WHAT YOU SHOULD DO - Reproduce the listing below exactly. Pictures do not belong in the copy.

MATERIAL FOR THIS TASK -
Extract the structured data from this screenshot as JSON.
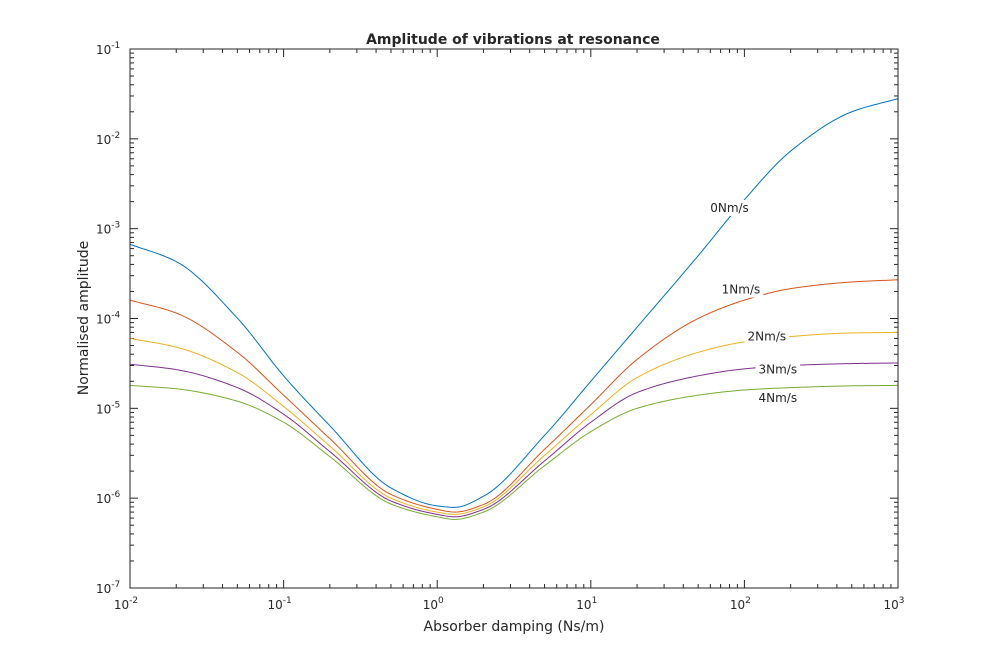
{
  "chart_data": {
    "type": "line",
    "title": "Amplitude of vibrations at resonance",
    "xlabel": "Absorber damping (Ns/m)",
    "ylabel": "Normalised amplitude",
    "xscale": "log",
    "yscale": "log",
    "xlim": [
      0.01,
      1000
    ],
    "ylim": [
      1e-07,
      0.1
    ],
    "grid": false,
    "x_ticks": [
      {
        "base": "10",
        "exp": "-2"
      },
      {
        "base": "10",
        "exp": "-1"
      },
      {
        "base": "10",
        "exp": "0"
      },
      {
        "base": "10",
        "exp": "1"
      },
      {
        "base": "10",
        "exp": "2"
      },
      {
        "base": "10",
        "exp": "3"
      }
    ],
    "y_ticks": [
      {
        "base": "10",
        "exp": "-7"
      },
      {
        "base": "10",
        "exp": "-6"
      },
      {
        "base": "10",
        "exp": "-5"
      },
      {
        "base": "10",
        "exp": "-4"
      },
      {
        "base": "10",
        "exp": "-3"
      },
      {
        "base": "10",
        "exp": "-2"
      },
      {
        "base": "10",
        "exp": "-1"
      }
    ],
    "x": [
      0.01,
      0.02,
      0.05,
      0.1,
      0.2,
      0.5,
      1,
      1.3,
      2,
      5,
      10,
      20,
      50,
      100,
      200,
      500,
      1000
    ],
    "series": [
      {
        "name": "0Nm/s",
        "color": "#0072BD",
        "values": [
          0.00067,
          0.00043,
          0.000101,
          2.3e-05,
          6.4e-06,
          1.3e-06,
          8.2e-07,
          7.9e-07,
          1.05e-06,
          5e-06,
          2e-05,
          8e-05,
          0.0005,
          0.0021,
          0.0073,
          0.02,
          0.028
        ],
        "label": {
          "x": 80,
          "y": 0.0017
        }
      },
      {
        "name": "1Nm/s",
        "color": "#D95319",
        "values": [
          0.00016,
          0.000115,
          4.2e-05,
          1.4e-05,
          4.6e-06,
          1.1e-06,
          7.5e-07,
          7e-07,
          8.5e-07,
          3.5e-06,
          1.1e-05,
          3.5e-05,
          0.0001,
          0.00016,
          0.000215,
          0.000255,
          0.00027
        ],
        "label": {
          "x": 95,
          "y": 0.00021
        }
      },
      {
        "name": "2Nm/s",
        "color": "#EDB120",
        "values": [
          6e-05,
          4.8e-05,
          2.5e-05,
          1.05e-05,
          3.8e-06,
          1e-06,
          7e-07,
          6.6e-07,
          8e-07,
          3e-06,
          8.5e-06,
          2.2e-05,
          4.2e-05,
          5.5e-05,
          6.3e-05,
          6.9e-05,
          7e-05
        ],
        "label": {
          "x": 140,
          "y": 6.3e-05
        }
      },
      {
        "name": "3Nm/s",
        "color": "#7E2F8E",
        "values": [
          3.1e-05,
          2.7e-05,
          1.7e-05,
          8.6e-06,
          3.3e-06,
          9.3e-07,
          6.6e-07,
          6.2e-07,
          7.5e-07,
          2.6e-06,
          7e-06,
          1.5e-05,
          2.3e-05,
          2.75e-05,
          3e-05,
          3.15e-05,
          3.2e-05
        ],
        "label": {
          "x": 165,
          "y": 2.7e-05
        }
      },
      {
        "name": "4Nm/s",
        "color": "#77AC30",
        "values": [
          1.8e-05,
          1.65e-05,
          1.2e-05,
          7e-06,
          2.9e-06,
          8.6e-07,
          6.2e-07,
          5.8e-07,
          7e-07,
          2.3e-06,
          5.5e-06,
          1e-05,
          1.4e-05,
          1.6e-05,
          1.7e-05,
          1.78e-05,
          1.8e-05
        ],
        "label": {
          "x": 165,
          "y": 1.3e-05
        }
      }
    ]
  }
}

PROBLEM SOLUTION -
Extract the structured data from this screenshot as JSON.
{
  "chart_data": {
    "type": "line",
    "title": "Amplitude of vibrations at resonance",
    "xlabel": "Absorber damping (Ns/m)",
    "ylabel": "Normalised amplitude",
    "xscale": "log",
    "yscale": "log",
    "xlim": [
      0.01,
      1000
    ],
    "ylim": [
      1e-07,
      0.1
    ],
    "grid": false,
    "x_ticks": [
      {
        "base": "10",
        "exp": "-2"
      },
      {
        "base": "10",
        "exp": "-1"
      },
      {
        "base": "10",
        "exp": "0"
      },
      {
        "base": "10",
        "exp": "1"
      },
      {
        "base": "10",
        "exp": "2"
      },
      {
        "base": "10",
        "exp": "3"
      }
    ],
    "y_ticks": [
      {
        "base": "10",
        "exp": "-7"
      },
      {
        "base": "10",
        "exp": "-6"
      },
      {
        "base": "10",
        "exp": "-5"
      },
      {
        "base": "10",
        "exp": "-4"
      },
      {
        "base": "10",
        "exp": "-3"
      },
      {
        "base": "10",
        "exp": "-2"
      },
      {
        "base": "10",
        "exp": "-1"
      }
    ],
    "x": [
      0.01,
      0.02,
      0.05,
      0.1,
      0.2,
      0.5,
      1,
      1.3,
      2,
      5,
      10,
      20,
      50,
      100,
      200,
      500,
      1000
    ],
    "series": [
      {
        "name": "0Nm/s",
        "color": "#0072BD",
        "values": [
          0.00067,
          0.00043,
          0.000101,
          2.3e-05,
          6.4e-06,
          1.3e-06,
          8.2e-07,
          7.9e-07,
          1.05e-06,
          5e-06,
          2e-05,
          8e-05,
          0.0005,
          0.0021,
          0.0073,
          0.02,
          0.028
        ],
        "label": {
          "x": 80,
          "y": 0.0017
        }
      },
      {
        "name": "1Nm/s",
        "color": "#D95319",
        "values": [
          0.00016,
          0.000115,
          4.2e-05,
          1.4e-05,
          4.6e-06,
          1.1e-06,
          7.5e-07,
          7e-07,
          8.5e-07,
          3.5e-06,
          1.1e-05,
          3.5e-05,
          0.0001,
          0.00016,
          0.000215,
          0.000255,
          0.00027
        ],
        "label": {
          "x": 95,
          "y": 0.00021
        }
      },
      {
        "name": "2Nm/s",
        "color": "#EDB120",
        "values": [
          6e-05,
          4.8e-05,
          2.5e-05,
          1.05e-05,
          3.8e-06,
          1e-06,
          7e-07,
          6.6e-07,
          8e-07,
          3e-06,
          8.5e-06,
          2.2e-05,
          4.2e-05,
          5.5e-05,
          6.3e-05,
          6.9e-05,
          7e-05
        ],
        "label": {
          "x": 140,
          "y": 6.3e-05
        }
      },
      {
        "name": "3Nm/s",
        "color": "#7E2F8E",
        "values": [
          3.1e-05,
          2.7e-05,
          1.7e-05,
          8.6e-06,
          3.3e-06,
          9.3e-07,
          6.6e-07,
          6.2e-07,
          7.5e-07,
          2.6e-06,
          7e-06,
          1.5e-05,
          2.3e-05,
          2.75e-05,
          3e-05,
          3.15e-05,
          3.2e-05
        ],
        "label": {
          "x": 165,
          "y": 2.7e-05
        }
      },
      {
        "name": "4Nm/s",
        "color": "#77AC30",
        "values": [
          1.8e-05,
          1.65e-05,
          1.2e-05,
          7e-06,
          2.9e-06,
          8.6e-07,
          6.2e-07,
          5.8e-07,
          7e-07,
          2.3e-06,
          5.5e-06,
          1e-05,
          1.4e-05,
          1.6e-05,
          1.7e-05,
          1.78e-05,
          1.8e-05
        ],
        "label": {
          "x": 165,
          "y": 1.3e-05
        }
      }
    ]
  }
}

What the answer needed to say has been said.